In the listing below, find every line containing "name" and copy it out.

-- BEGIN EXTRACTED ENTRIES --

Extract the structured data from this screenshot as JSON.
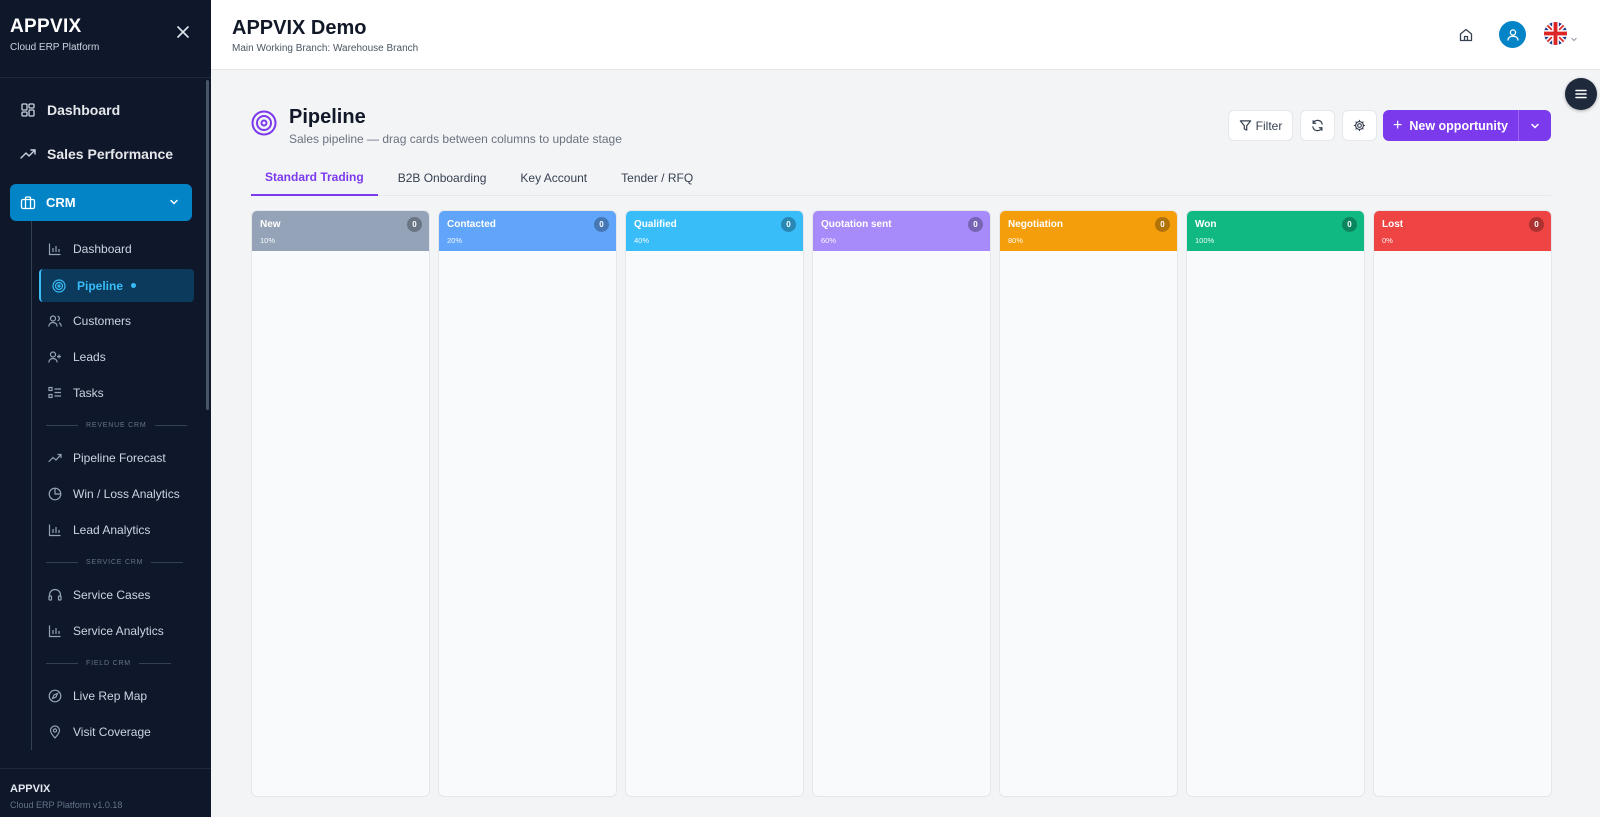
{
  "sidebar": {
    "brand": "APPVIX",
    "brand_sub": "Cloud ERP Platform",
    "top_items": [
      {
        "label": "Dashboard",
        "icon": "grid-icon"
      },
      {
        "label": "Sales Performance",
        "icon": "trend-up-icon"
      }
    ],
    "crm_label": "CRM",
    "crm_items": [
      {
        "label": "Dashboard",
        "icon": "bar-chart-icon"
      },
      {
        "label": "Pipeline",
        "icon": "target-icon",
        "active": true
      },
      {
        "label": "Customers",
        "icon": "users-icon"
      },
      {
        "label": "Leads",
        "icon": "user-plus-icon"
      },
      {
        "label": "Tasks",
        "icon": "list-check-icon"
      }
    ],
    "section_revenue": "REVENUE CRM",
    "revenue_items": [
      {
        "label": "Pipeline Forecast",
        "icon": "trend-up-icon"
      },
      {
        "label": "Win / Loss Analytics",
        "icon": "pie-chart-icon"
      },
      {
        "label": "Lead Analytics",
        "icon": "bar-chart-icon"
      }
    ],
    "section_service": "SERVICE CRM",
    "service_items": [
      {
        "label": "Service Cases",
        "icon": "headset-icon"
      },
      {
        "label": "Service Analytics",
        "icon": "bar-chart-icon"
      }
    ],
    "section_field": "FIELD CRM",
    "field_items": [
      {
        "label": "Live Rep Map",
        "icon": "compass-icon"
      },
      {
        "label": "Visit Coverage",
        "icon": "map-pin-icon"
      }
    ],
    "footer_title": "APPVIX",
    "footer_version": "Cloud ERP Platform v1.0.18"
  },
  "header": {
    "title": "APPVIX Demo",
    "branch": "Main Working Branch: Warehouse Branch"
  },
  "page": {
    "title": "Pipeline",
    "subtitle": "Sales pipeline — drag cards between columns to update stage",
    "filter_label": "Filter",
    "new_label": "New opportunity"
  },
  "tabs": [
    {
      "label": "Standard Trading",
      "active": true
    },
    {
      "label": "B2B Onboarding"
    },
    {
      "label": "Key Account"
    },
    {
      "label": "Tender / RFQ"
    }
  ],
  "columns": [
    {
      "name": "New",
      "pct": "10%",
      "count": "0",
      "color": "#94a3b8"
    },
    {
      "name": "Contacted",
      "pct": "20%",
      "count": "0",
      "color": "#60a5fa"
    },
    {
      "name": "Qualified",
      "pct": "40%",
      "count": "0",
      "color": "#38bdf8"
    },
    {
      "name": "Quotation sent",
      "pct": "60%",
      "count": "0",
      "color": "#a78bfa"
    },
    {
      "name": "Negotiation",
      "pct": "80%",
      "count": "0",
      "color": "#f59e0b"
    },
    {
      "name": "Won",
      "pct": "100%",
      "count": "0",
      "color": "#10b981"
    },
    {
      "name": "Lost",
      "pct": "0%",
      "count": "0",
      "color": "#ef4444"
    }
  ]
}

-- END EXTRACTED ENTRIES --

◆ COMPLETED TASK ◆
      "name": "New",
      "name": "Contacted",
      "name": "Qualified",
      "name": "Quotation sent",
      "name": "Negotiation",
      "name": "Won",
      "name": "Lost",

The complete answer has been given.